Look through the material below for "fall". Copy every line that contains it.

RECORDS SHOWN:
-- BEGIN --
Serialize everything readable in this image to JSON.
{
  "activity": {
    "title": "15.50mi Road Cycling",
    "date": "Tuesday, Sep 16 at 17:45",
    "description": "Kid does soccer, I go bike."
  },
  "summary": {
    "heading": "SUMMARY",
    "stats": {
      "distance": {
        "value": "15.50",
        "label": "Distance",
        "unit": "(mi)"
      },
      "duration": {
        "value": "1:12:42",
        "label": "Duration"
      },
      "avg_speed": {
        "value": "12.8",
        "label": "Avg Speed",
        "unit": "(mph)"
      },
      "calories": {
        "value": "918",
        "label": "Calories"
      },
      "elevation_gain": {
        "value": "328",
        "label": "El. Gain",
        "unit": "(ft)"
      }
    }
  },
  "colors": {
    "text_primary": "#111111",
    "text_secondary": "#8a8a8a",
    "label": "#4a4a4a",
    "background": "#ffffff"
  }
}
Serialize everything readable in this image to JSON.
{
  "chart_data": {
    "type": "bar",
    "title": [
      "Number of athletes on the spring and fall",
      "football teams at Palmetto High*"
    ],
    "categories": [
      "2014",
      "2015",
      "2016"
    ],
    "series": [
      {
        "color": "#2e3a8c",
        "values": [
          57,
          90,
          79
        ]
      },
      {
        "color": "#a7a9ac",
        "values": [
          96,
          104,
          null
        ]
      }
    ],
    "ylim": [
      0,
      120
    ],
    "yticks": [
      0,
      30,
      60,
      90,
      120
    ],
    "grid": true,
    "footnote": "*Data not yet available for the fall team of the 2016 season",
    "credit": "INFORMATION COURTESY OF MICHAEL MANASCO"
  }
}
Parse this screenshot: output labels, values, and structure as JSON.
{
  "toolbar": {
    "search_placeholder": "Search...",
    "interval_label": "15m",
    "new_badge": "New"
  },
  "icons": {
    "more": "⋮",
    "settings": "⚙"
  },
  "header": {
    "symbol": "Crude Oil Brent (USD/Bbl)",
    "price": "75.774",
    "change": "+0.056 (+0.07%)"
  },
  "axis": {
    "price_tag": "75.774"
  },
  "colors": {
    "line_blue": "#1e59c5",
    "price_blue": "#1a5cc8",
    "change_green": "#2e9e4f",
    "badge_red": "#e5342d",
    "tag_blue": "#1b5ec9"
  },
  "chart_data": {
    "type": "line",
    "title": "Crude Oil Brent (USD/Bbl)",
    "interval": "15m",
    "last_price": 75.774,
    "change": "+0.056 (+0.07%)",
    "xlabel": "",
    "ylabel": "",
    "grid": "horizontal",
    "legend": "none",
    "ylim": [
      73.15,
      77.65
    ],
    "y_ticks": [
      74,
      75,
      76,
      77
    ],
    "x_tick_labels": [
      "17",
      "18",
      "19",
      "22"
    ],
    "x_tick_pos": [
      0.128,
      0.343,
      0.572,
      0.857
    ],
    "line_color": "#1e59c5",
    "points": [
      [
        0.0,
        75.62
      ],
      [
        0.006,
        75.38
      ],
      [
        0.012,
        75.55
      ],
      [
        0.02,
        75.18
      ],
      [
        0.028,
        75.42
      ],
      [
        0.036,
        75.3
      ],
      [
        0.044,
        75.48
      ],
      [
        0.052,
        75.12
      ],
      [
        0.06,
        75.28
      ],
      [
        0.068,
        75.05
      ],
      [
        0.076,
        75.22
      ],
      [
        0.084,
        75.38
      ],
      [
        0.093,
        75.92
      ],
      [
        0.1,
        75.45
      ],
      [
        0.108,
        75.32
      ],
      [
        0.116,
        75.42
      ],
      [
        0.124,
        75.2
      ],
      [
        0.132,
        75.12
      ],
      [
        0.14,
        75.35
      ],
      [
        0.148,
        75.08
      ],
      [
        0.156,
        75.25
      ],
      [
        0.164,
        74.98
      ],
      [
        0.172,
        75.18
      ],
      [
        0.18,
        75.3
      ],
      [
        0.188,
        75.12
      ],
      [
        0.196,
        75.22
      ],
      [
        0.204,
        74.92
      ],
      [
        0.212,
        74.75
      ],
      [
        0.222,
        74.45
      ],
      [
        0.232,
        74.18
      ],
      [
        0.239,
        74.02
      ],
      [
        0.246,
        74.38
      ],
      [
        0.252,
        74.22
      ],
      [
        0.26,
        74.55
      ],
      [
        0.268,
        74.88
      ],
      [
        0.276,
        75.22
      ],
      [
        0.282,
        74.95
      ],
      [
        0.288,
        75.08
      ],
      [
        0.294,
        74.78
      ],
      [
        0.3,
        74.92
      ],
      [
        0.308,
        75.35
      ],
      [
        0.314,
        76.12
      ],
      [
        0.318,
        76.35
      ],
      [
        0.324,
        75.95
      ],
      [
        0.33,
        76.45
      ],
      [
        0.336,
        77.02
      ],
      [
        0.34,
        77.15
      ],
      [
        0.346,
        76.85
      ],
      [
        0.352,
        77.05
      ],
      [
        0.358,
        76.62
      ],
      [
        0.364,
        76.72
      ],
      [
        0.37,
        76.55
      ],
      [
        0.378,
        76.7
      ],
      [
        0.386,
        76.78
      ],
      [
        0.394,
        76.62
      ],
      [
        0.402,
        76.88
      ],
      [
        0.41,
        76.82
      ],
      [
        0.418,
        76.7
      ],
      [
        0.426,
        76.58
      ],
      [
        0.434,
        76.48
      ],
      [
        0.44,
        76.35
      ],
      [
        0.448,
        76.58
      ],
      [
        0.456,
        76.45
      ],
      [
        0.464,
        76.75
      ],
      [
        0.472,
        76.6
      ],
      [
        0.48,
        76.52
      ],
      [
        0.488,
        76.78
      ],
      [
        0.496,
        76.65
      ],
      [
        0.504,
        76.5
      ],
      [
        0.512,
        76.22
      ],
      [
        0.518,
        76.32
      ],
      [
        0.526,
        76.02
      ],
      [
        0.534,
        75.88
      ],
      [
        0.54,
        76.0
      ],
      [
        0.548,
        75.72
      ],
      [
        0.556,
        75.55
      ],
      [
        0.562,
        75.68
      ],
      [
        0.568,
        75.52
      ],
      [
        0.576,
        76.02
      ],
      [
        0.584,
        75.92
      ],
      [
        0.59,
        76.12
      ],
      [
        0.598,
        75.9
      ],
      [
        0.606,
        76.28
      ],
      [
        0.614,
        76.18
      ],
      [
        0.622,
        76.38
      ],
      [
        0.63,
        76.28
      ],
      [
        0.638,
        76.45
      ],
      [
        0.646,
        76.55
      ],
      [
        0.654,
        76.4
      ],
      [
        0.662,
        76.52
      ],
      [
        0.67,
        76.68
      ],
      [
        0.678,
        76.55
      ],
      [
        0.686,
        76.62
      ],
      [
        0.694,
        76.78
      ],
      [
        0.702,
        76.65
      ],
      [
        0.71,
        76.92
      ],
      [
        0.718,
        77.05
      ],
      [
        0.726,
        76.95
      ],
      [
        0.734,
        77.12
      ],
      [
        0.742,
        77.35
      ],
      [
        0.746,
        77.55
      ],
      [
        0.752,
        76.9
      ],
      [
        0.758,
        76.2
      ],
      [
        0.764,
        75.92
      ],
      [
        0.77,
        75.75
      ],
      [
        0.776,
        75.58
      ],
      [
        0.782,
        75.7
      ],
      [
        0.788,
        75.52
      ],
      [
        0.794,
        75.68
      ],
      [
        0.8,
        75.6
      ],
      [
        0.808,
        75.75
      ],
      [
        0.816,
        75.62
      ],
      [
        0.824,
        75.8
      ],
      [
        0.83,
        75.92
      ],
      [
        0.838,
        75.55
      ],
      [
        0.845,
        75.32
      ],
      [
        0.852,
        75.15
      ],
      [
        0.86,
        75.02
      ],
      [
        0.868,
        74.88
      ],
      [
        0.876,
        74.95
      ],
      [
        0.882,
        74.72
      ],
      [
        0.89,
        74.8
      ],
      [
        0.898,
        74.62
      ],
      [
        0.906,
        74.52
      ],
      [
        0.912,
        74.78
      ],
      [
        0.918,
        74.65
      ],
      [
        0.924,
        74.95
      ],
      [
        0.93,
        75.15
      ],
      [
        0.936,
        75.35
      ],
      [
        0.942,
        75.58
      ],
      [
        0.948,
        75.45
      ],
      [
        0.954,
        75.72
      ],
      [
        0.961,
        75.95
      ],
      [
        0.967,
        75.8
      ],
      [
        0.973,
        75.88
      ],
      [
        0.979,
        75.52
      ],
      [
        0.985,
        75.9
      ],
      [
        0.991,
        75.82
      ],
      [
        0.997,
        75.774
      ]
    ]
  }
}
-- END --
SOLUTION:
      "Number of athletes on the spring and fall",
    "footnote": "*Data not yet available for the fall team of the 2016 season",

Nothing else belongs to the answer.